Exercise brief: Check each line of the records below and collect those holding "egresaron".

── Extracted records

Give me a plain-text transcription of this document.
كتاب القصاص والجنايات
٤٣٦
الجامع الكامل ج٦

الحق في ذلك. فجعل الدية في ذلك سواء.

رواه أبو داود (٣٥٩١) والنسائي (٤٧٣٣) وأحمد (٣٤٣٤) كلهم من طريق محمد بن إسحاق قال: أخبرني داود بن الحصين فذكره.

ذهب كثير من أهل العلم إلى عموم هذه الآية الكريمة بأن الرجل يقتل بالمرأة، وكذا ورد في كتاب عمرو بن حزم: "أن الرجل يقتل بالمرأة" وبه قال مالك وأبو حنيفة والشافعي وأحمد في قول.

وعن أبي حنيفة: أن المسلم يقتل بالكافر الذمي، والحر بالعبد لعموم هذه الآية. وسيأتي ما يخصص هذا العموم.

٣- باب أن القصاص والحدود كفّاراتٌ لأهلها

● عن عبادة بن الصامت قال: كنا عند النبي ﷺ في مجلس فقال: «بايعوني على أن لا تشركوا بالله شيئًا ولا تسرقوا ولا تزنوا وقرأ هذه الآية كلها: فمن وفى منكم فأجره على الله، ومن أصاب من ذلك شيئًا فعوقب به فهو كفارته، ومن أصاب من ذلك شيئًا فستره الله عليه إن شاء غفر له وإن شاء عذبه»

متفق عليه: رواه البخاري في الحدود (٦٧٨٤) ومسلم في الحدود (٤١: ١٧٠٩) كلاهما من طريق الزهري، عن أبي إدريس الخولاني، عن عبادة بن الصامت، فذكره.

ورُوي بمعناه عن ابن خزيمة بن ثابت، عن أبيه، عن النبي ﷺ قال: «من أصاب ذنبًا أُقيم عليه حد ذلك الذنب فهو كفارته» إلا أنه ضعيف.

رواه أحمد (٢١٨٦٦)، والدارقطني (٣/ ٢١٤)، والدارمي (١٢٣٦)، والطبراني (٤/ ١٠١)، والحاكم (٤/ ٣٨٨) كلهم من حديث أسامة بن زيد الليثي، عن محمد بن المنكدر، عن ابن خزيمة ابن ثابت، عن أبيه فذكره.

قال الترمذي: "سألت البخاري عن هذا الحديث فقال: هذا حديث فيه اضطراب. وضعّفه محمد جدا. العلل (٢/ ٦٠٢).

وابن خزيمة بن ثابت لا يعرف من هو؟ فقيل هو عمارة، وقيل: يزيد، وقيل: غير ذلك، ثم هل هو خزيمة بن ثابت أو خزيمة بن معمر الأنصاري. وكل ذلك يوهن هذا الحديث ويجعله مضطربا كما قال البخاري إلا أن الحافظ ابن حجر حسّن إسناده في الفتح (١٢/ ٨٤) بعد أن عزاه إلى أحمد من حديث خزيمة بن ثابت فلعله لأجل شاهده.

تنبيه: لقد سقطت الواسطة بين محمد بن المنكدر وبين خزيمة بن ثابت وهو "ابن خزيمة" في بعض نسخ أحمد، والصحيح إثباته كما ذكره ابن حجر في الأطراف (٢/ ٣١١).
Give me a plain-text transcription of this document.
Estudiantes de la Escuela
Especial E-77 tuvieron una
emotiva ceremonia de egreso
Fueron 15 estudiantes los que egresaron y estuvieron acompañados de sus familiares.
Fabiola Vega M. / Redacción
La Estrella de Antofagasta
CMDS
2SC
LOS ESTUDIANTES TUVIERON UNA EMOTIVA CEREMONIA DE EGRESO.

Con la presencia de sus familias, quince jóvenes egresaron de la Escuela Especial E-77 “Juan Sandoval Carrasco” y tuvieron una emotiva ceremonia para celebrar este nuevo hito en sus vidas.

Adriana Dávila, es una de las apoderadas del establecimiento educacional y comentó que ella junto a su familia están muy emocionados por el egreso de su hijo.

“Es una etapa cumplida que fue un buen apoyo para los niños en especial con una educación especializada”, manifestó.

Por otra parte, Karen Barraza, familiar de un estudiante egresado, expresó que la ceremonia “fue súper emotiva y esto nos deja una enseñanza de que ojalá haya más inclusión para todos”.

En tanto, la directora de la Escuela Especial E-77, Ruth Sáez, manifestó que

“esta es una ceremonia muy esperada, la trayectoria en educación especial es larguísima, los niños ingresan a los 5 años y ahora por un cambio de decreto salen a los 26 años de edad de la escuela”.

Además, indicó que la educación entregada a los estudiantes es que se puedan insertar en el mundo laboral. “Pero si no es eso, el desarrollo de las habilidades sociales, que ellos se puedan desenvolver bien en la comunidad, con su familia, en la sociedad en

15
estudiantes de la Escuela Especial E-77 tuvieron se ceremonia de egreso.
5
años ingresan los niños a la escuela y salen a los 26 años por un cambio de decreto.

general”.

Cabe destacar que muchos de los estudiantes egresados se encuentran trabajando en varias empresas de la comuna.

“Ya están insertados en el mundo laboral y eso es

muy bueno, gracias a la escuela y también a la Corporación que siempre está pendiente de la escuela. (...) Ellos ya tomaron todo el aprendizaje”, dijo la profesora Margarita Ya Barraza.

────

Completed exercise:
Fueron 15 estudiantes los que egresaron y estuvieron acompañados de sus familiares.
Con la presencia de sus familias, quince jóvenes egresaron de la Escuela Especial E-77 “Juan Sandoval Carrasco” y tuvieron una emotiva ceremonia para celebrar este nuevo hito en sus vidas.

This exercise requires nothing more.